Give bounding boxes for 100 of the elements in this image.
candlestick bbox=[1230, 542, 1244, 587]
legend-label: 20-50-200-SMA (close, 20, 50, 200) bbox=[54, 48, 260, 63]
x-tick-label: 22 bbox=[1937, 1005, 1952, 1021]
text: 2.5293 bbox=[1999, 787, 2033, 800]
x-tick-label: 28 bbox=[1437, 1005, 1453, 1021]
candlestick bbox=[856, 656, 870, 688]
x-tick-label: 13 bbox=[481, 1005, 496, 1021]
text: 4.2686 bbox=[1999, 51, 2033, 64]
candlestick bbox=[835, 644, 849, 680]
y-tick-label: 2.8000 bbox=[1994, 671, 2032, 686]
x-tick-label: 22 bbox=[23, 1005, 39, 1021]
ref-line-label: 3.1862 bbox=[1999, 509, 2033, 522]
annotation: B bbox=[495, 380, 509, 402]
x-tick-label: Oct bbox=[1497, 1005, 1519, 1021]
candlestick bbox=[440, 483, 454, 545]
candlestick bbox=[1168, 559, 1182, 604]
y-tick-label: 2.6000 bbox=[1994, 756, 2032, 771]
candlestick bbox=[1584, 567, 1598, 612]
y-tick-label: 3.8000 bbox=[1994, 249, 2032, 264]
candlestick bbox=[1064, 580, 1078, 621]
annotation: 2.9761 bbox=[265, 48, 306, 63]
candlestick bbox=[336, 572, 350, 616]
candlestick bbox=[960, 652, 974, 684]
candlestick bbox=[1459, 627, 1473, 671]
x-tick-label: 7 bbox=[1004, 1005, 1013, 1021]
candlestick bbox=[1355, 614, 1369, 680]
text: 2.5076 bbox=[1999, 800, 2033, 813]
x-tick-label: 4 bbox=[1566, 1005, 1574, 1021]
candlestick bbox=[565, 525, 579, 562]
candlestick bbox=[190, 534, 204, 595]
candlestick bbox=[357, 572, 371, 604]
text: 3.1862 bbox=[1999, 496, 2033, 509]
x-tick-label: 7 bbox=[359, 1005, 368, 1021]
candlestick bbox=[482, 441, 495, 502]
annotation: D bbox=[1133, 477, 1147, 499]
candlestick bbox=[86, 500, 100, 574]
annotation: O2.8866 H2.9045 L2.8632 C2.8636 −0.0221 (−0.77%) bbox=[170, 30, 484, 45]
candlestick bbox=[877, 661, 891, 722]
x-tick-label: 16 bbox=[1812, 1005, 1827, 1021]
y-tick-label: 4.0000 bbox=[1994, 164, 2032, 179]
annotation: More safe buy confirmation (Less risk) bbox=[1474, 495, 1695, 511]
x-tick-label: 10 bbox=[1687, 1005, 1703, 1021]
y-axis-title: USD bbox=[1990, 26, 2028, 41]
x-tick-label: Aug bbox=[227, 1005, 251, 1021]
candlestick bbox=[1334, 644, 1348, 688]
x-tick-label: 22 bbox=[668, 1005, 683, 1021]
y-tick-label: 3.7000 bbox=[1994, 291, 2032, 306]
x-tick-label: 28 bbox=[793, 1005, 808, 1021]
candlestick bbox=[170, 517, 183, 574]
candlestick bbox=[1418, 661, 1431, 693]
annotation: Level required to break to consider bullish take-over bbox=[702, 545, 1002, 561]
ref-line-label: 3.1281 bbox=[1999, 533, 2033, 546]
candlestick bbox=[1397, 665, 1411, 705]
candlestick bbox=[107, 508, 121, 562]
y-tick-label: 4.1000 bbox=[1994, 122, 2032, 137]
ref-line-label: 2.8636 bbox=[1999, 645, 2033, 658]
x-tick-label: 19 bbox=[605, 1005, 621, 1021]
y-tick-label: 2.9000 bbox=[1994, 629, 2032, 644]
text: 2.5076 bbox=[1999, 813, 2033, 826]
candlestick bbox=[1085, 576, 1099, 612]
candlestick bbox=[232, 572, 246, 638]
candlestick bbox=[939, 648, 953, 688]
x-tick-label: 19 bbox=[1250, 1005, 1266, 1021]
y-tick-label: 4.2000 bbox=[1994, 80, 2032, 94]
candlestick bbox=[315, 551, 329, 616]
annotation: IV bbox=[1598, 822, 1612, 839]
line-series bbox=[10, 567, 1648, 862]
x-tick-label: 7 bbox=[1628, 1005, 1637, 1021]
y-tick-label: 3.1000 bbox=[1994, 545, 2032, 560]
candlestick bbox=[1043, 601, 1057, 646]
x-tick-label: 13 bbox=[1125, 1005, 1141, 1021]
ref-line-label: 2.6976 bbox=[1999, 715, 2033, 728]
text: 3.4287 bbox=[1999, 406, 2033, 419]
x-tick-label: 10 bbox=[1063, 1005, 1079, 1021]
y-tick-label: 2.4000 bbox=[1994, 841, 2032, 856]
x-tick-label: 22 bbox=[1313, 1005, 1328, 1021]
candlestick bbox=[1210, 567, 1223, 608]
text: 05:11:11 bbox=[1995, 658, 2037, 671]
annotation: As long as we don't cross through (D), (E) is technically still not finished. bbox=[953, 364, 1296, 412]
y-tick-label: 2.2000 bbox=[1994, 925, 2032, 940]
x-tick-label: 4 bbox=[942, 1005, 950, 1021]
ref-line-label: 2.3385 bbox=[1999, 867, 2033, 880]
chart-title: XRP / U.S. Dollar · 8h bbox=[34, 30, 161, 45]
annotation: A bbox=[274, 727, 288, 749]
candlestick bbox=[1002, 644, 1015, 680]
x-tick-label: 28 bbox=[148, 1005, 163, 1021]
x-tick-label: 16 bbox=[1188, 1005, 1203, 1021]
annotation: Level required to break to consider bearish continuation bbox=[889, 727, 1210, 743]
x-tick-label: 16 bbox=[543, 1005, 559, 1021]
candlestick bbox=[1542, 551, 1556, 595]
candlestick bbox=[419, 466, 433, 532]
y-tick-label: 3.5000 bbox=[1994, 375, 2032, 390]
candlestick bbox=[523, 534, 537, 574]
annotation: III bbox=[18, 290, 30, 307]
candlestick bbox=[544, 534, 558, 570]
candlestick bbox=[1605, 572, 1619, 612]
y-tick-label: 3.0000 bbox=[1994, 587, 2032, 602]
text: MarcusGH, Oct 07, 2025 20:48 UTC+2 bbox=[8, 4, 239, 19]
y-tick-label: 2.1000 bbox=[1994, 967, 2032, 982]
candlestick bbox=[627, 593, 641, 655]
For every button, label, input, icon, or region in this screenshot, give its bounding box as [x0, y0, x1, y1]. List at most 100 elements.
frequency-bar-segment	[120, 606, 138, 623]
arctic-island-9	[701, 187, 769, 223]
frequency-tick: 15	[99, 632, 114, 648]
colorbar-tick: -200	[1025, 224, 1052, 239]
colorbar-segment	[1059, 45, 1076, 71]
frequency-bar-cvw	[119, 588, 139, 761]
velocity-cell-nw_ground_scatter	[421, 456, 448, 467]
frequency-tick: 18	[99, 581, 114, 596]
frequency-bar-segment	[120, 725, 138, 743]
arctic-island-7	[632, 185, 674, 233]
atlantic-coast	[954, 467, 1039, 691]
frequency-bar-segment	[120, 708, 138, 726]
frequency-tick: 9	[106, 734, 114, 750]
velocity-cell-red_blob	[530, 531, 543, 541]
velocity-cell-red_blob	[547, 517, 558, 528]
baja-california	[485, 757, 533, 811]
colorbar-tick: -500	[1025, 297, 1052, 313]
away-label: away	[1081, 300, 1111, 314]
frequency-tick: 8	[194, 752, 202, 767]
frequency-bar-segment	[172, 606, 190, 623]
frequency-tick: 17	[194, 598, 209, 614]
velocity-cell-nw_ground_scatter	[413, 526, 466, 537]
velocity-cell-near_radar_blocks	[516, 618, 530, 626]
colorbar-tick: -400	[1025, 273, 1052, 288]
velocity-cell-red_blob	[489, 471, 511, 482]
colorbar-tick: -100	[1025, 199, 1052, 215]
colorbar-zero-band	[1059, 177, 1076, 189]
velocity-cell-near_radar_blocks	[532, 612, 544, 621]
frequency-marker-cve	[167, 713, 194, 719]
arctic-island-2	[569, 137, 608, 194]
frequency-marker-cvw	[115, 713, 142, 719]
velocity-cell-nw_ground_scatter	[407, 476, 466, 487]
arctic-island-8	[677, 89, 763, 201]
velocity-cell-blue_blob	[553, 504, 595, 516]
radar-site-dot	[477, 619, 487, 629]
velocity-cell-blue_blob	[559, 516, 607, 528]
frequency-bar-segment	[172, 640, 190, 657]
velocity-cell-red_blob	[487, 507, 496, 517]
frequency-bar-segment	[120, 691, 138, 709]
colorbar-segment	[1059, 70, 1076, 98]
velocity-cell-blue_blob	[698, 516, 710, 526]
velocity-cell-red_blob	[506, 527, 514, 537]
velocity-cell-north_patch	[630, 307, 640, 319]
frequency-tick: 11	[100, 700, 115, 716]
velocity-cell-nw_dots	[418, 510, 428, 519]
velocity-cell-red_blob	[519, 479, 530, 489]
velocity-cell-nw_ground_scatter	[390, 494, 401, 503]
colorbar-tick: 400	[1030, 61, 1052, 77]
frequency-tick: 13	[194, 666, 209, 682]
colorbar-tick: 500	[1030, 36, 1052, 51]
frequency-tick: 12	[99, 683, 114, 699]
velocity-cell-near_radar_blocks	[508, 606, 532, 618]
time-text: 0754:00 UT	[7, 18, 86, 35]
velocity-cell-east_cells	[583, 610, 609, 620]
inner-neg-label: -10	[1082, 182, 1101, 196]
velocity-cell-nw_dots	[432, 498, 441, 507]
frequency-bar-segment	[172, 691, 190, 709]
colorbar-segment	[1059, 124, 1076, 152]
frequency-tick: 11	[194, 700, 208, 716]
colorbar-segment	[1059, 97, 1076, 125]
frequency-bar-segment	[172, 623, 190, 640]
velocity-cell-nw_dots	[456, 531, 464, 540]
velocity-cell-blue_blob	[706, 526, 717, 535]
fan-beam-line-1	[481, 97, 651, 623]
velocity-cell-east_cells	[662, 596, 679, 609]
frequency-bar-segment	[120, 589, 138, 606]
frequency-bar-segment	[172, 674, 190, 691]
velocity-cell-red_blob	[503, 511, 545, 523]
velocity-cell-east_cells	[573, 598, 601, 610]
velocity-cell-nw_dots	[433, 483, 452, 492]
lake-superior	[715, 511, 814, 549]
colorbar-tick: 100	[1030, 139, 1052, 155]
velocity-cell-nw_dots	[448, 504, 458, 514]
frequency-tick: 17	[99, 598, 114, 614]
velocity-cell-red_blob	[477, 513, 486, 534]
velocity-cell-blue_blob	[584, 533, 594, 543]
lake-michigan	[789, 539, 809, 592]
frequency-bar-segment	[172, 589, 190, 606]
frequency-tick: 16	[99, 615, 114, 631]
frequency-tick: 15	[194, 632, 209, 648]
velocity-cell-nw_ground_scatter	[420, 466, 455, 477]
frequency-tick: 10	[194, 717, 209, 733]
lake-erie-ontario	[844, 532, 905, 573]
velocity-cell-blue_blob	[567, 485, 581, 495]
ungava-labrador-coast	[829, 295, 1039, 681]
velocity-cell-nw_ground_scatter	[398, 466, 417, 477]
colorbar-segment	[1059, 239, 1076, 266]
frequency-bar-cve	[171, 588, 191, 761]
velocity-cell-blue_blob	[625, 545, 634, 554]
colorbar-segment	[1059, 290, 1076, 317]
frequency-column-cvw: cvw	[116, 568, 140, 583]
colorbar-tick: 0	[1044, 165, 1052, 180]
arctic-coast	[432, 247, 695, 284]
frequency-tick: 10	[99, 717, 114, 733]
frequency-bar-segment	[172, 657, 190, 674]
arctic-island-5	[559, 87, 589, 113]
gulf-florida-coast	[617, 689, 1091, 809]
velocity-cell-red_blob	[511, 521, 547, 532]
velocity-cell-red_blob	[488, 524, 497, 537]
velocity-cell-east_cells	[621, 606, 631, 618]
----------------------------------------
▶ DESCRIPTION OF THE TASK
Write out the items word for word, from the very first line through the line that contains "annotation: B bbox=[495, 380, 509, 402]", including both of those lines.

▶ SOLUTION TO THIS PROBLEM
Give bounding boxes for 100 of the elements in this image.
candlestick bbox=[1230, 542, 1244, 587]
legend-label: 20-50-200-SMA (close, 20, 50, 200) bbox=[54, 48, 260, 63]
x-tick-label: 22 bbox=[1937, 1005, 1952, 1021]
text: 2.5293 bbox=[1999, 787, 2033, 800]
x-tick-label: 28 bbox=[1437, 1005, 1453, 1021]
candlestick bbox=[856, 656, 870, 688]
x-tick-label: 13 bbox=[481, 1005, 496, 1021]
text: 4.2686 bbox=[1999, 51, 2033, 64]
candlestick bbox=[835, 644, 849, 680]
y-tick-label: 2.8000 bbox=[1994, 671, 2032, 686]
x-tick-label: 22 bbox=[23, 1005, 39, 1021]
ref-line-label: 3.1862 bbox=[1999, 509, 2033, 522]
annotation: B bbox=[495, 380, 509, 402]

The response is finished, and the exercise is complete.